[Data entries]
>>>>>

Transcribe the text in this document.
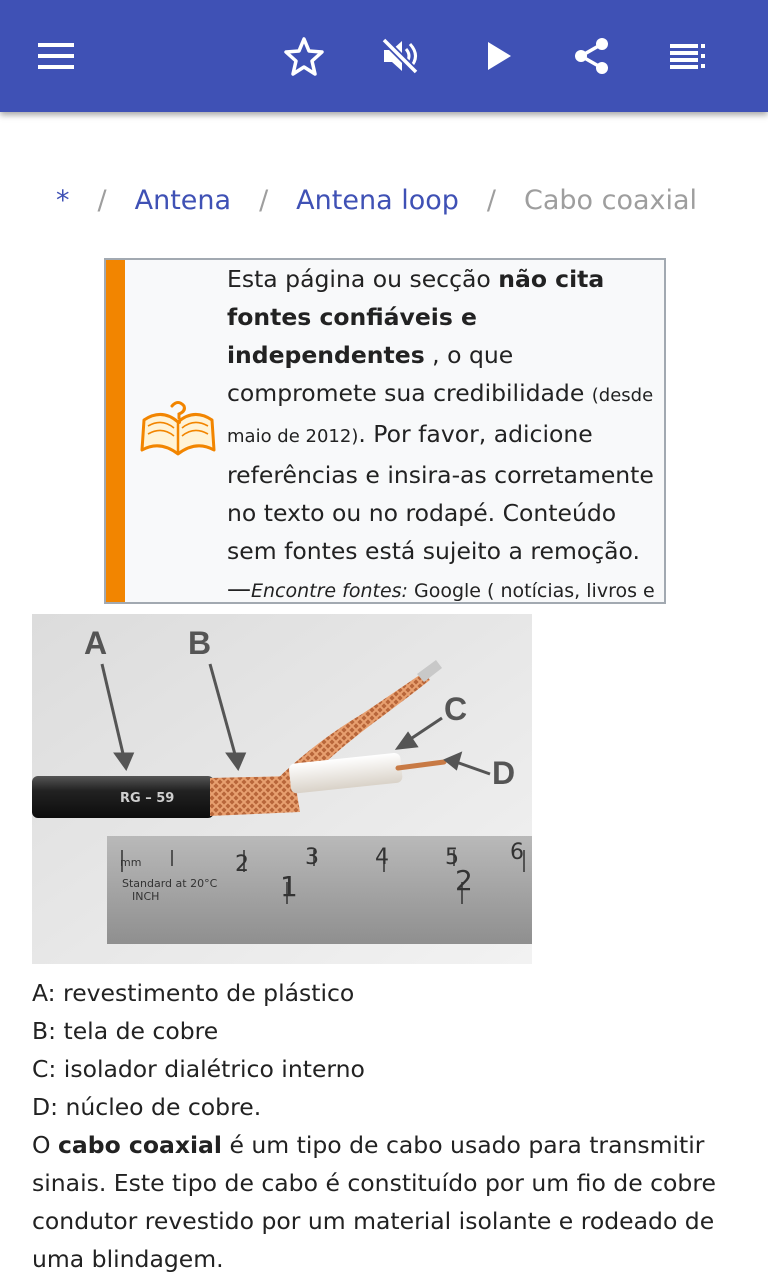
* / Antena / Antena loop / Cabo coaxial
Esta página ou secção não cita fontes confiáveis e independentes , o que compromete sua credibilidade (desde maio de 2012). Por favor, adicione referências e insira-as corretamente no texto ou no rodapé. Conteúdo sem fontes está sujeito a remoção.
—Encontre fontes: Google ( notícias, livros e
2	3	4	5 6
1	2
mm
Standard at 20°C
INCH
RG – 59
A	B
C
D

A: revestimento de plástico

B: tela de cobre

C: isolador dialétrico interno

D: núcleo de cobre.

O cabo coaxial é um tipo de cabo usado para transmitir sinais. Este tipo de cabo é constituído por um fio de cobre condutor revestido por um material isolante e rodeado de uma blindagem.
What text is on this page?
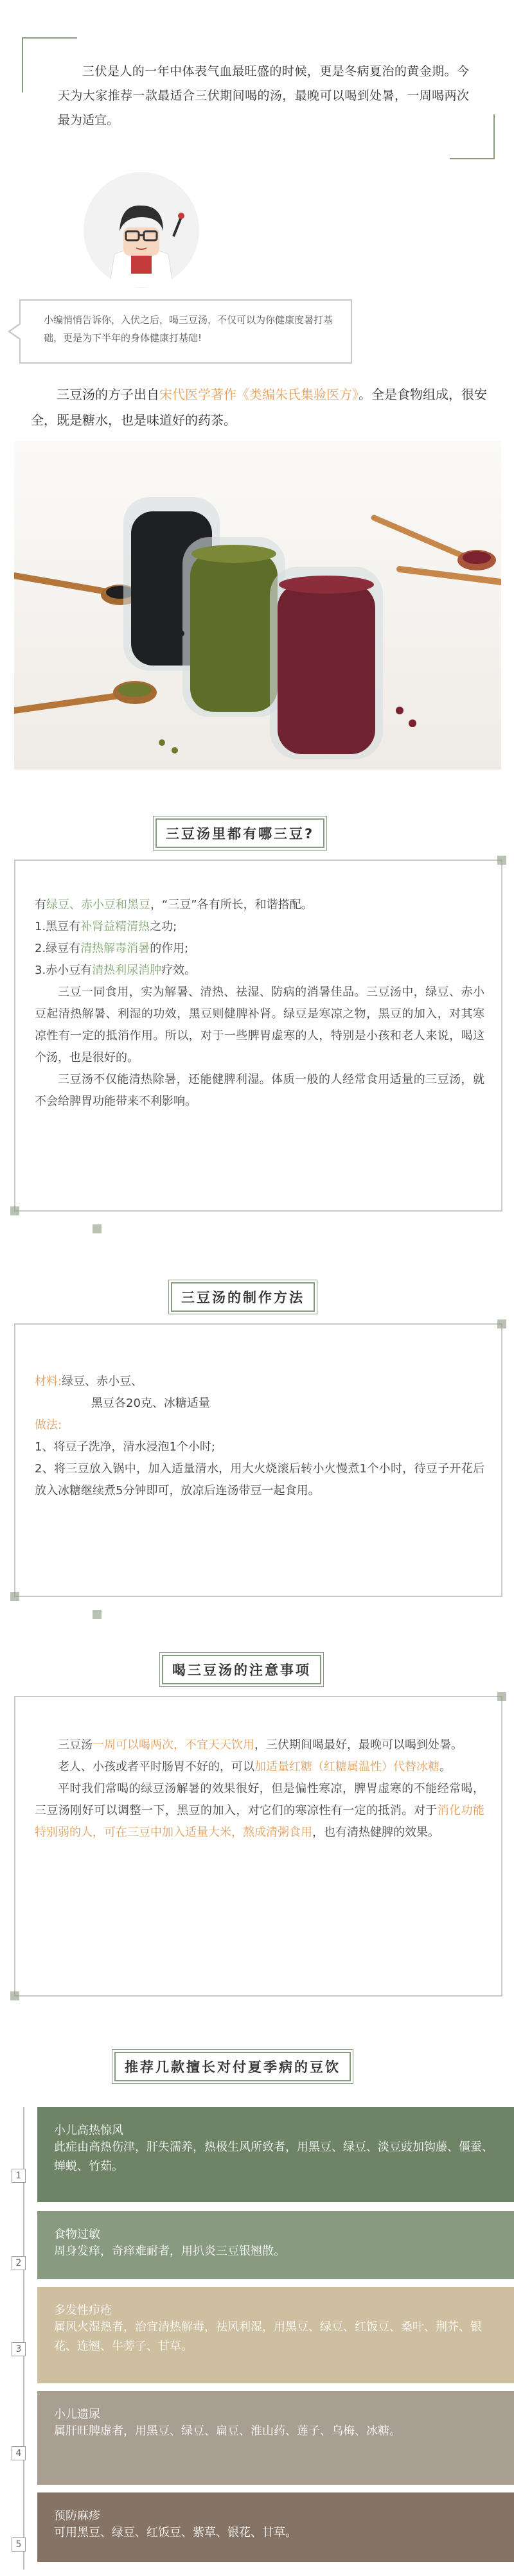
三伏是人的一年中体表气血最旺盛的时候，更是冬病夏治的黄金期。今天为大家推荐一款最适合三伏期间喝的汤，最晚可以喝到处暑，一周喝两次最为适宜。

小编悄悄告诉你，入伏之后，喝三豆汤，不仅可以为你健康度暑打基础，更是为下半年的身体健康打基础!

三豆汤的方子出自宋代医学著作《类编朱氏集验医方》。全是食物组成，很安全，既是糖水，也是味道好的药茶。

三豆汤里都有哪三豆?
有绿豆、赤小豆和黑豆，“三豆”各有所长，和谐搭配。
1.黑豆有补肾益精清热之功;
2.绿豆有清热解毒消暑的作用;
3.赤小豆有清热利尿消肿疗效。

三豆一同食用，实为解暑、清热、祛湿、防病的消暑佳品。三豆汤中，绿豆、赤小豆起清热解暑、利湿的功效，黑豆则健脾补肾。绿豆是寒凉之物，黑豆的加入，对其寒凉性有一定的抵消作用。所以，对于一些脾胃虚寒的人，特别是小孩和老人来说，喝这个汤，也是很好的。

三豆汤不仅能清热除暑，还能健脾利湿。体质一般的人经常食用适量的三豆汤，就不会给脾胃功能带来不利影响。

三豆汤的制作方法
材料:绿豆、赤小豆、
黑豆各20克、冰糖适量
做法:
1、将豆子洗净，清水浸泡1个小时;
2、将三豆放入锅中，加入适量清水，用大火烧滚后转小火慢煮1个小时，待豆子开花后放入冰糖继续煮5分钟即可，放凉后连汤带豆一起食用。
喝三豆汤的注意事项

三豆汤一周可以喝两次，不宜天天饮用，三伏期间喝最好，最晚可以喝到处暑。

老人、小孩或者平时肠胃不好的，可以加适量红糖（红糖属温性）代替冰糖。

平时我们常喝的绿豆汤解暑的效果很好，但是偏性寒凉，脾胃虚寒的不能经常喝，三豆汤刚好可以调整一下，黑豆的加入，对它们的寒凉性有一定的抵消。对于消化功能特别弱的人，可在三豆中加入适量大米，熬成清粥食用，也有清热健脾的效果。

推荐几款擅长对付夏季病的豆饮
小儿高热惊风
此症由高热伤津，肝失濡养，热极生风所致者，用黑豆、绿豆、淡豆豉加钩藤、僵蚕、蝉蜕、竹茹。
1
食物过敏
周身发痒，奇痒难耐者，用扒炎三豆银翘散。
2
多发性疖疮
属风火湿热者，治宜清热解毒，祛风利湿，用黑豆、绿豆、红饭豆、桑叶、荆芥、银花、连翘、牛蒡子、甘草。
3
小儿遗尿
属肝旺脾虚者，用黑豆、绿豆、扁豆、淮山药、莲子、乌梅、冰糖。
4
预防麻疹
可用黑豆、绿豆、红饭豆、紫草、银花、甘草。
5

<<<<<
>>>>>

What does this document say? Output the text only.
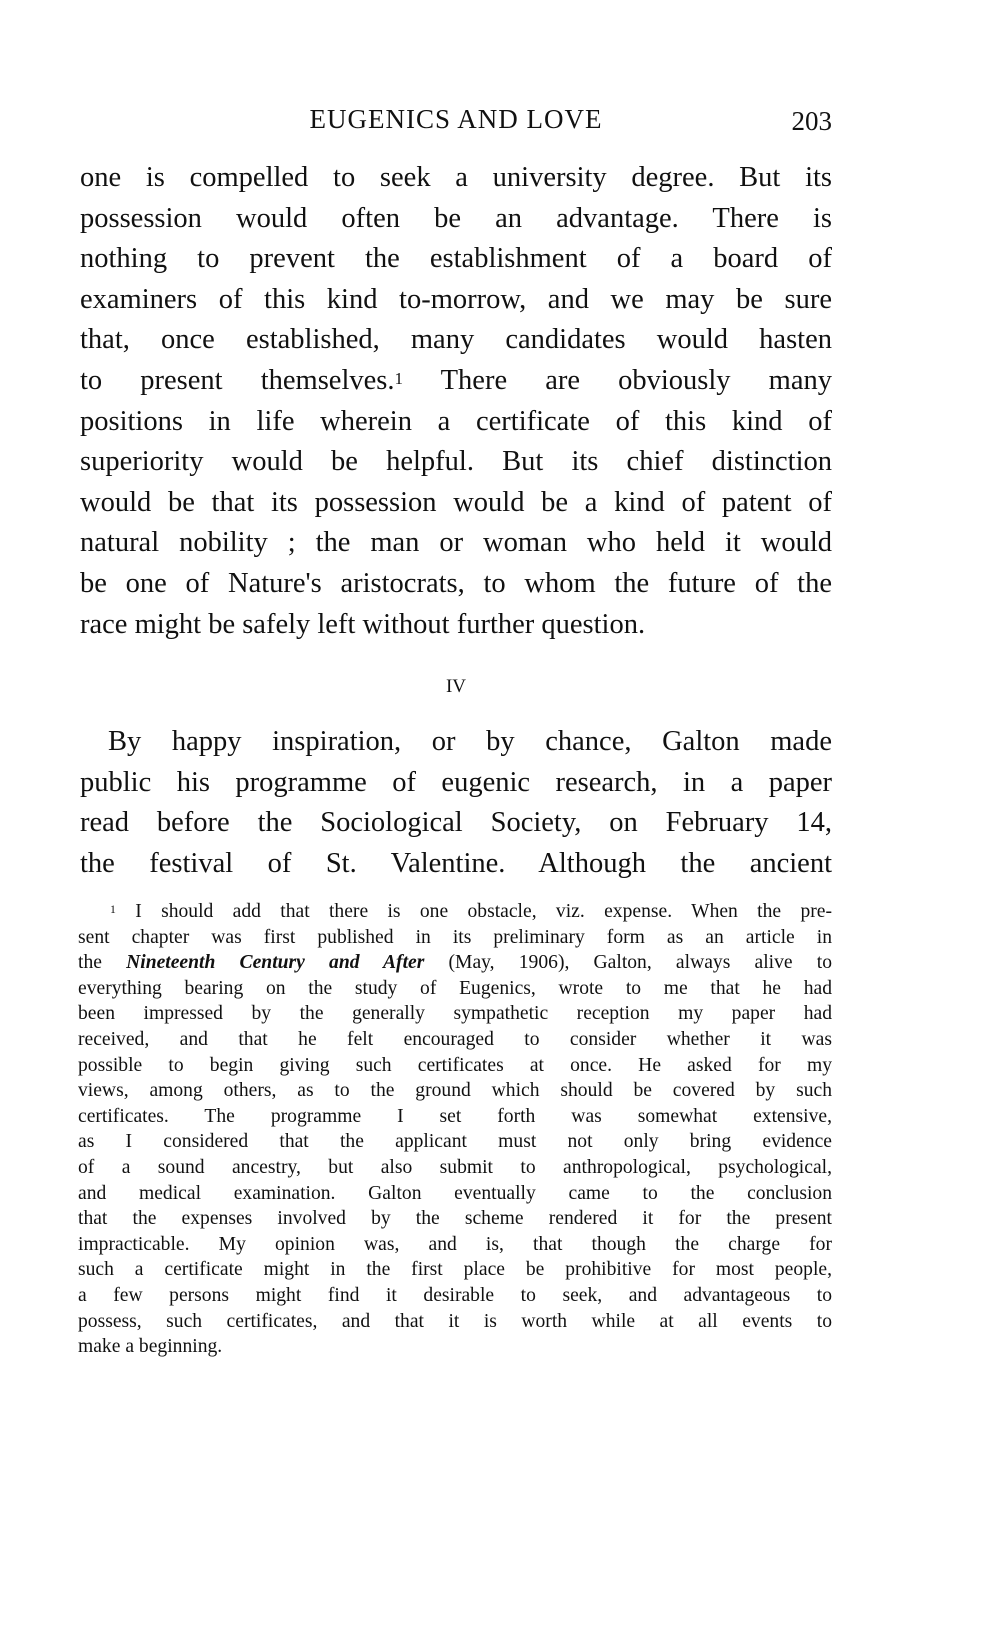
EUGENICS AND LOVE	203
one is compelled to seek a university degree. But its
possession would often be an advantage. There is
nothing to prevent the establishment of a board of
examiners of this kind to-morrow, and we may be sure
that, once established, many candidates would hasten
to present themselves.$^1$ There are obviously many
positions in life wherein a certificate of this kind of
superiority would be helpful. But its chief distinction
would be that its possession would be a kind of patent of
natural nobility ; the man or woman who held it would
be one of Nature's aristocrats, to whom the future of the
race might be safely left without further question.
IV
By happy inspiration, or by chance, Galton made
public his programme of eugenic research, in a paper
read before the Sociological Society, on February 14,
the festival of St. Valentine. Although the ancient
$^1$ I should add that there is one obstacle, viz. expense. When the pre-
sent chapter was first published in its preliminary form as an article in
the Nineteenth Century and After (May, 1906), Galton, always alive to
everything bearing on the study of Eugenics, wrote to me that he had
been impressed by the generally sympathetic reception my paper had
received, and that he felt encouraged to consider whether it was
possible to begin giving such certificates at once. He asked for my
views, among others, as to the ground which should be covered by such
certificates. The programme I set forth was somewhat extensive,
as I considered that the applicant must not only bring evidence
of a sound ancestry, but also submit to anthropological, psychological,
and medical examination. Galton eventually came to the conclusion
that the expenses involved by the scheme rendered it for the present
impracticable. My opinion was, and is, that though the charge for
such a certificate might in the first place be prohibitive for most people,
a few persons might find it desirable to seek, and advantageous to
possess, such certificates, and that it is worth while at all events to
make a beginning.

<<<<<
>>>>>

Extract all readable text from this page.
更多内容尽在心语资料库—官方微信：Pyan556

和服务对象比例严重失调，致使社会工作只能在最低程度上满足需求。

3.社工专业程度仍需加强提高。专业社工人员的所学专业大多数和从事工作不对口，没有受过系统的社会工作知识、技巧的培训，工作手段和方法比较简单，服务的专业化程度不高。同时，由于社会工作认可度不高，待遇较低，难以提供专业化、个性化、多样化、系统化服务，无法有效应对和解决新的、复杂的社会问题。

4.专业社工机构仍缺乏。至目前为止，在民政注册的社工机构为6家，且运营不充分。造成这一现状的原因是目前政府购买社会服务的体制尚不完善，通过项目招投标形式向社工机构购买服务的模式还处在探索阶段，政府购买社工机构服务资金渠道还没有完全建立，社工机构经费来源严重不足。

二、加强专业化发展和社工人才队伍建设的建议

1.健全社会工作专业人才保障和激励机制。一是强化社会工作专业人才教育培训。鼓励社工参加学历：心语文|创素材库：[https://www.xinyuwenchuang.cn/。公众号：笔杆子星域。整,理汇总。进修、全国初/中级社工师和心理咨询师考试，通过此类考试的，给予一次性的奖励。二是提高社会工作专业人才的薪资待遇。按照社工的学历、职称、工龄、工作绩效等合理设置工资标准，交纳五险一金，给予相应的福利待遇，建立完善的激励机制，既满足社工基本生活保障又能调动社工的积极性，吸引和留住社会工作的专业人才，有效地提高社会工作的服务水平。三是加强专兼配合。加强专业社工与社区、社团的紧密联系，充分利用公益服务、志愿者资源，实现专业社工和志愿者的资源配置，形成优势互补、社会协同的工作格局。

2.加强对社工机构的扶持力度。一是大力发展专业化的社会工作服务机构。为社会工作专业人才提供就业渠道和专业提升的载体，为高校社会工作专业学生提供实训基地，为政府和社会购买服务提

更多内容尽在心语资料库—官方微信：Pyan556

<<<<<

● REQUIREMENTS: In the records above, find the lines containing "Galton" and copy them.

● RESULT OF THIS TASK:
By happy inspiration, or by chance, Galton made
the Nineteenth Century and After (May, 1906), Galton, always alive to
and medical examination. Galton eventually came to the conclusion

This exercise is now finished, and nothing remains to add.